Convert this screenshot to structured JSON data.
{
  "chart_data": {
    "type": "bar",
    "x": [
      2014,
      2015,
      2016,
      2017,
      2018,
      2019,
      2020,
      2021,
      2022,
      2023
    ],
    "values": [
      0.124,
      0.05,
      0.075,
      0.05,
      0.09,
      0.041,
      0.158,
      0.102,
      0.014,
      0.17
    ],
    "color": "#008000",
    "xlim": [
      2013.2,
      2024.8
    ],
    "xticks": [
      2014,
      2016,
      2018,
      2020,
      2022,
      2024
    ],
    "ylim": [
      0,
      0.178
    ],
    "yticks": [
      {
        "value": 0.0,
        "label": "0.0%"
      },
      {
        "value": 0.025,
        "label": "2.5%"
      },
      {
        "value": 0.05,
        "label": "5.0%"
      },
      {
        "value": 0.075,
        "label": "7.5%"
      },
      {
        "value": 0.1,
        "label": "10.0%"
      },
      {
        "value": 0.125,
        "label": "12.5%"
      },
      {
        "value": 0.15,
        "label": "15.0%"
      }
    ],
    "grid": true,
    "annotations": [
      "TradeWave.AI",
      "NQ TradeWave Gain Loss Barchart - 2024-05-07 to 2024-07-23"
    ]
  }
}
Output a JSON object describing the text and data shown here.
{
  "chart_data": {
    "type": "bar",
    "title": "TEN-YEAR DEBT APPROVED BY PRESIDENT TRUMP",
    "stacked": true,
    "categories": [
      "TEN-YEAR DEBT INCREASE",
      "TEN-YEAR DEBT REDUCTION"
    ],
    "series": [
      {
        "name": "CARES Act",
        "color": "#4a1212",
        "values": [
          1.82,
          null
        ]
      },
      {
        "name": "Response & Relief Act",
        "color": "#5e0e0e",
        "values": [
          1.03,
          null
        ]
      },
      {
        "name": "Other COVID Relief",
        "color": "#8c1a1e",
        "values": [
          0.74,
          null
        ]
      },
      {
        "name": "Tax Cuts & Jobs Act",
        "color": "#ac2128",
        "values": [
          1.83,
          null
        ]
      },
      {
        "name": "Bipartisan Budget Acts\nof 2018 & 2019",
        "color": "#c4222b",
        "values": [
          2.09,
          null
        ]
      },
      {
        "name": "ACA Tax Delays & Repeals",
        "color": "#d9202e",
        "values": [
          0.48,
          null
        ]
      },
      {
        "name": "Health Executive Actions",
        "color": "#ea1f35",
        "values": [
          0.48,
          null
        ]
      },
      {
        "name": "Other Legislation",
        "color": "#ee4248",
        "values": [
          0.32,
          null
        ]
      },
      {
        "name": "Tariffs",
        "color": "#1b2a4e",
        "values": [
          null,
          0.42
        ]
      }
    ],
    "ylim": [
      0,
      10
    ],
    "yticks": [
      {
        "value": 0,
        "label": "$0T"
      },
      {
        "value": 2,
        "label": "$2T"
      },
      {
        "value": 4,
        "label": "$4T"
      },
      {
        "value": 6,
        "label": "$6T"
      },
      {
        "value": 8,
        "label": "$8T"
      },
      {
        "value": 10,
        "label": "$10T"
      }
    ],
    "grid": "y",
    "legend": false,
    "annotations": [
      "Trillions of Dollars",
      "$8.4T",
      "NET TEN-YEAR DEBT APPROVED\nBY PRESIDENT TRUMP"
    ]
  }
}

**THE PROBLEM:** Locate each line with the word "PRESIDENT" and copy it.

**THE ANSWER:**
    "title": "TEN-YEAR DEBT APPROVED BY PRESIDENT TRUMP",
      "NET TEN-YEAR DEBT APPROVED\nBY PRESIDENT TRUMP"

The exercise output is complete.